- **Instructions for the task**:
Which lines hold the string "слово"? Copy every one of them.

▬▬▬▬▬▬

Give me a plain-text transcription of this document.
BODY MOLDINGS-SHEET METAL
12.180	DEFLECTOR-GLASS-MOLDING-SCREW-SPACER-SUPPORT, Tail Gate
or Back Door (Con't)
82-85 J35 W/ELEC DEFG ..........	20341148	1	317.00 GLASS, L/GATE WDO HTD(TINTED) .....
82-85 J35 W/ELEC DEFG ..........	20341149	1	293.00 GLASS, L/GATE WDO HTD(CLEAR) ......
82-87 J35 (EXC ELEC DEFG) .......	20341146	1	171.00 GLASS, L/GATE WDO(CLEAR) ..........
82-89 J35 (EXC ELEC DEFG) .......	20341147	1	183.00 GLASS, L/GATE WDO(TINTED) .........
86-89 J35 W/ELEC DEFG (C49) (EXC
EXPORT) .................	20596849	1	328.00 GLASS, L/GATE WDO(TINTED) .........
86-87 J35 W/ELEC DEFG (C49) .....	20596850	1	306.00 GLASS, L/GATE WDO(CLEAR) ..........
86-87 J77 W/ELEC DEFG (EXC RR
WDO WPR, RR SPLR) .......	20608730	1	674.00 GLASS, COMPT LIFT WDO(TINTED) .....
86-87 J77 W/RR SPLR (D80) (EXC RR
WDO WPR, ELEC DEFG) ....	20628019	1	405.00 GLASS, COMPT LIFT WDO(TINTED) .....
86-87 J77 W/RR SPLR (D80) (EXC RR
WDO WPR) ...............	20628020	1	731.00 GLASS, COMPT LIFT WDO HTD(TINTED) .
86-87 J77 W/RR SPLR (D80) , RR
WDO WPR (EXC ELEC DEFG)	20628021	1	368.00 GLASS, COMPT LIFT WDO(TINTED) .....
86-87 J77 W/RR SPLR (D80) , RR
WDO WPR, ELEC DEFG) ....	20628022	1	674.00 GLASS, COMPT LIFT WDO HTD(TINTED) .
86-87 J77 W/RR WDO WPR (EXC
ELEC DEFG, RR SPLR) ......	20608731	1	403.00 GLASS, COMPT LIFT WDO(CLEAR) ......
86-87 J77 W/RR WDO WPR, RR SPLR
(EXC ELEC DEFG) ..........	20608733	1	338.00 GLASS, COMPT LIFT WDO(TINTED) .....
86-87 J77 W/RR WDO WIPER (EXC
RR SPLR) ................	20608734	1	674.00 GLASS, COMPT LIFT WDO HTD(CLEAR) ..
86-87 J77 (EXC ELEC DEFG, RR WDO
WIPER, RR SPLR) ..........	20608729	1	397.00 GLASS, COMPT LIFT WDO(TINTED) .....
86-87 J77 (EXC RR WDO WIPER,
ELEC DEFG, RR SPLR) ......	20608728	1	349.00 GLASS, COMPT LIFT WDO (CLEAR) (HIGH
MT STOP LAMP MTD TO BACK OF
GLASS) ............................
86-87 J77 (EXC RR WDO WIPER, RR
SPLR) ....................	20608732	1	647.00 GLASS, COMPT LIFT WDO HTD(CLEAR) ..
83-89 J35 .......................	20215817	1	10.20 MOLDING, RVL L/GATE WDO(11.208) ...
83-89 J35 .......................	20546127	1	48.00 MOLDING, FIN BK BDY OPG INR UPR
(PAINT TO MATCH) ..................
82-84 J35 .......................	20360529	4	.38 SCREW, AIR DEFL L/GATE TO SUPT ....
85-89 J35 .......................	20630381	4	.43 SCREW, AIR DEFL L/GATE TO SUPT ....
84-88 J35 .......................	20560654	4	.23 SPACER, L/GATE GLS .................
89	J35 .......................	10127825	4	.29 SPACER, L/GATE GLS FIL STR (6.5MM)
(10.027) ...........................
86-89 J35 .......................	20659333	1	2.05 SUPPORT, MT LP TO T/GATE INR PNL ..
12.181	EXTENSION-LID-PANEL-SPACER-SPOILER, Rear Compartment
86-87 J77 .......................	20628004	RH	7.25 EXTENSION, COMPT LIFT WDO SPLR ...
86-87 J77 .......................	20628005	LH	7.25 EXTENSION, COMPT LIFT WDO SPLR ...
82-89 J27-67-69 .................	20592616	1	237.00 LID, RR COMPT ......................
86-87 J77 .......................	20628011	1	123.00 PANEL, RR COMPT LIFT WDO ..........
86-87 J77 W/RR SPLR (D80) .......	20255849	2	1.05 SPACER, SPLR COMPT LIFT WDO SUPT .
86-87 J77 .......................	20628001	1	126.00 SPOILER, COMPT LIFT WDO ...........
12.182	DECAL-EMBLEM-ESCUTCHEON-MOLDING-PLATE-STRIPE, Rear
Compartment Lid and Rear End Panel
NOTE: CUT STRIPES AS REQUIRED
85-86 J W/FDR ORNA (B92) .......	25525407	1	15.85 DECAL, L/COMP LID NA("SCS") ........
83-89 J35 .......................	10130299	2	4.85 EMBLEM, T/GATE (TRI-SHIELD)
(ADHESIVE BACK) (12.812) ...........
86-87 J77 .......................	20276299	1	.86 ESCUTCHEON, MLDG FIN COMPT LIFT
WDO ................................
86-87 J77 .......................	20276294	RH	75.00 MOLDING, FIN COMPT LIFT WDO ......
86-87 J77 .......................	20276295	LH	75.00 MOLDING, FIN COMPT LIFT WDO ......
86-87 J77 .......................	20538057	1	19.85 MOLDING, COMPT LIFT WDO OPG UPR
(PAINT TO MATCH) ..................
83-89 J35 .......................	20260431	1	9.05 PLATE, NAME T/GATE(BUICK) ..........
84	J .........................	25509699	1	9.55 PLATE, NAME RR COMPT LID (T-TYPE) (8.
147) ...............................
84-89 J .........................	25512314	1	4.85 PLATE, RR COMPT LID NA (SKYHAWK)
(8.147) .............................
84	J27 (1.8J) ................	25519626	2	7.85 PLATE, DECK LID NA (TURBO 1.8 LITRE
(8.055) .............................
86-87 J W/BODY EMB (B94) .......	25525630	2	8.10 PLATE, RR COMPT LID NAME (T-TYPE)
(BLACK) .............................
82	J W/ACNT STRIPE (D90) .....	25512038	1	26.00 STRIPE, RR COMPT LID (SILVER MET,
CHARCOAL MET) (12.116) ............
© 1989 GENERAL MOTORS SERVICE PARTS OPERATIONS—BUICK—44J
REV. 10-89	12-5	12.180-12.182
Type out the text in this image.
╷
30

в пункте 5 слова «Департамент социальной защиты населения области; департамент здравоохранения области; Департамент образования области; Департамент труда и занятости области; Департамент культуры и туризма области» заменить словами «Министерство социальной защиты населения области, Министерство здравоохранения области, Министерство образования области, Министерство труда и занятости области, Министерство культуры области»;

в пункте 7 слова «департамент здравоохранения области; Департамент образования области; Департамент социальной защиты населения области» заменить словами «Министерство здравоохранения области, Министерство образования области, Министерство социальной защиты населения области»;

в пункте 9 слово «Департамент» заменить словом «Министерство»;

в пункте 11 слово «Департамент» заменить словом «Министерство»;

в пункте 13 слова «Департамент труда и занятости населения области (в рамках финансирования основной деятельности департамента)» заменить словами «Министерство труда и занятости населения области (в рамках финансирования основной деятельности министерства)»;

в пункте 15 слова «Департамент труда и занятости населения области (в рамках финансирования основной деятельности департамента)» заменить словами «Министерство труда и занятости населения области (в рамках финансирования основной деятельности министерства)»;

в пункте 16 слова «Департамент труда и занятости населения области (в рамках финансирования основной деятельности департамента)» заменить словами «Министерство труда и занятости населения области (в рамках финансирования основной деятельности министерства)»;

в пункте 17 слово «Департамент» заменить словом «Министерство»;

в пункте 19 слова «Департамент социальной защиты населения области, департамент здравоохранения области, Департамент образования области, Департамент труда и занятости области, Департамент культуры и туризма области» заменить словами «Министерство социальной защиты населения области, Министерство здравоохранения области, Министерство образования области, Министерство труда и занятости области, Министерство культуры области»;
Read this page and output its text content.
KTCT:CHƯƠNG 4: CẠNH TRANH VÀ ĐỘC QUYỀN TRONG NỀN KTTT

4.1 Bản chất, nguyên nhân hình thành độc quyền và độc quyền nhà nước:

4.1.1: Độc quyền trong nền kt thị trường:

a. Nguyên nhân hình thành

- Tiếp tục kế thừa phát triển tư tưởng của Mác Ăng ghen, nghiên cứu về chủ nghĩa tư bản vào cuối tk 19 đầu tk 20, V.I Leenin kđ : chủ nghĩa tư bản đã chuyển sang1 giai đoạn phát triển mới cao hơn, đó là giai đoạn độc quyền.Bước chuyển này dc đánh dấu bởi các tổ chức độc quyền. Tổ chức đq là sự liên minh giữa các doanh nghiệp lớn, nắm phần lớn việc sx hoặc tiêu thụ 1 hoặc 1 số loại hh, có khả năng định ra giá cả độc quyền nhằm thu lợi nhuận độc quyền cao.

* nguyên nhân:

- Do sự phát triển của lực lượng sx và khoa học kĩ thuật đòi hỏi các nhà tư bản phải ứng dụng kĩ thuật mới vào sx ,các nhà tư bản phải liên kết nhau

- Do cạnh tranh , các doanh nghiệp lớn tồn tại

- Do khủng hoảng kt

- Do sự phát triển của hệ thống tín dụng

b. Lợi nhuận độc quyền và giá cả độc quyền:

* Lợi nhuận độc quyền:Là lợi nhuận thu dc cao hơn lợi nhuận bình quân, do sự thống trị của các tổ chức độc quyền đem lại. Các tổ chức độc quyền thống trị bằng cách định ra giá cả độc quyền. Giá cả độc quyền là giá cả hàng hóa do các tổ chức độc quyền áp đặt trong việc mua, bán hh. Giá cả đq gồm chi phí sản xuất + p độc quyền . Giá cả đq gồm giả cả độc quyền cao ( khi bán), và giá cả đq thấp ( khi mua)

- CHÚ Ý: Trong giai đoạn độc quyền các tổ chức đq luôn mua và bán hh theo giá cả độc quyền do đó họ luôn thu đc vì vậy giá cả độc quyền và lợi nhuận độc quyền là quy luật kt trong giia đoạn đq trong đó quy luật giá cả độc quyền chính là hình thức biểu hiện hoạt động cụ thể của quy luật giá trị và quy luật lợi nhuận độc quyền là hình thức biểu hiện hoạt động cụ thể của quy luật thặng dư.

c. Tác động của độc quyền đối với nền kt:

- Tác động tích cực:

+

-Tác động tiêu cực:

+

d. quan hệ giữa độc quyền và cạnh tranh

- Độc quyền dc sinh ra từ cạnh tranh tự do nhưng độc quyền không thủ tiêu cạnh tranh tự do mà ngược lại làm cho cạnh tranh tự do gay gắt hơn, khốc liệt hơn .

▬▬▬▬▬▬

- **Task result**:
в пункте 9 слово «Департамент» заменить словом «Министерство»;
в пункте 11 слово «Департамент» заменить словом «Министерство»;
в пункте 17 слово «Департамент» заменить словом «Министерство»;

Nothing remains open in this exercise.